◆ Exercise set ◆
a. According to the post of suggestions about the Democracy game, which earlier games in the series has the writer never played?
b. Continue the post of suggestions about the Democracy game from the point where it stops.

>> Start Given passage

A few suggestions from a brand new player of the genre

Hi people, I hope you are doing well today.

I am writing to drop a few comments about the game as well as input some suggestions that might improve game-play.

I am a new player of the Democracy series, and have never played Democracy 1, 2 and 3. The game is fun for me for the first day, but the fun slowly diminishes. If you ask me, I would say this is slightly disappointing, but I do feel the game offers a great idea of gameplay and is quite unique in its theme.

These are the problems that I feel when playing as a new player.

  1. It feels like the game is more like the playing as the “executive branch of a democracy.” It seems like you have the power to pass laws and policies whenever you have the political capital. But it is not exactly like this in reality, is it? When the democrats, for example, want to introduce universal healthcare, they need to pass bills in the congress. They need to address the Republicans’ opposition and perhaps need to pass a few legislation that the Republicans want in exchange. The fact that the legislative branch is non-existent confounds me in a game called “Democracy,” which should include a separation of power that the player needs to navigate through. Also, the court is also non-existent. When I impose tougher gun laws, it is likely that I would be challenged in the court through judicial review in the US. But in this game, I can just take away this fundamental rights of the Americans by adjusting the slider. I just feel the game, as it is now, lacks these elements that are so core to how we understand democracy.

>> End Given passage
>> Start Stored data

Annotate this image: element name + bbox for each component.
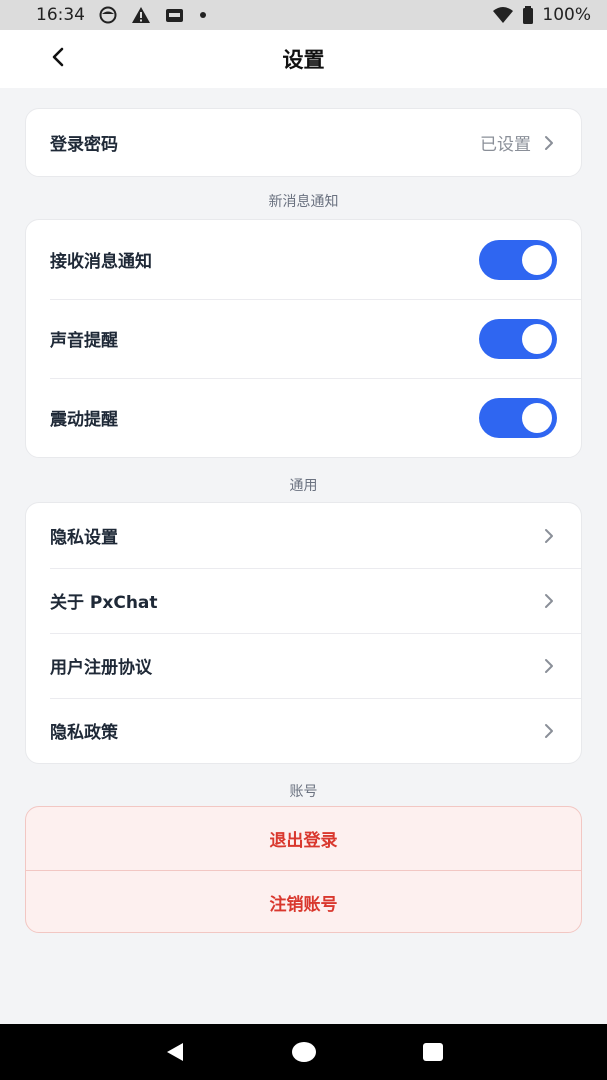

>> End Stored data

◆ Answers to each task ◆
a. Democracy 1, 2 and 3.

b.
  2. I played both Britain and the US. One of the biggest disappointment is that I feel no difference when playing the two countries. Yes, these two countries have different starting problems to solve and different political systems in the game(for example, the British have unlimited terms). But I feel like, other than these, the game offers little variations for both countries. The British monarchy is basically non-existent. I am sure that the British parliamentary system is different and has different favor than the American Congress system. Yet, I do not feel any nuances being accounted for in the game. I feel like I am just playing the same country. The difference is just that I start with different social and economic and health problems.

  3. Elections feel too easy for me. I have won by 100%, which is never possible in reality. As a outsider of this game, this is quite confounding for me as well.

Because the game lacks the depths and variabilities that I mentioned above, I quickly get bored to it as a new player, even though I was so thrilled to try this game on. I hope these help provide a perspective as a new member of your community.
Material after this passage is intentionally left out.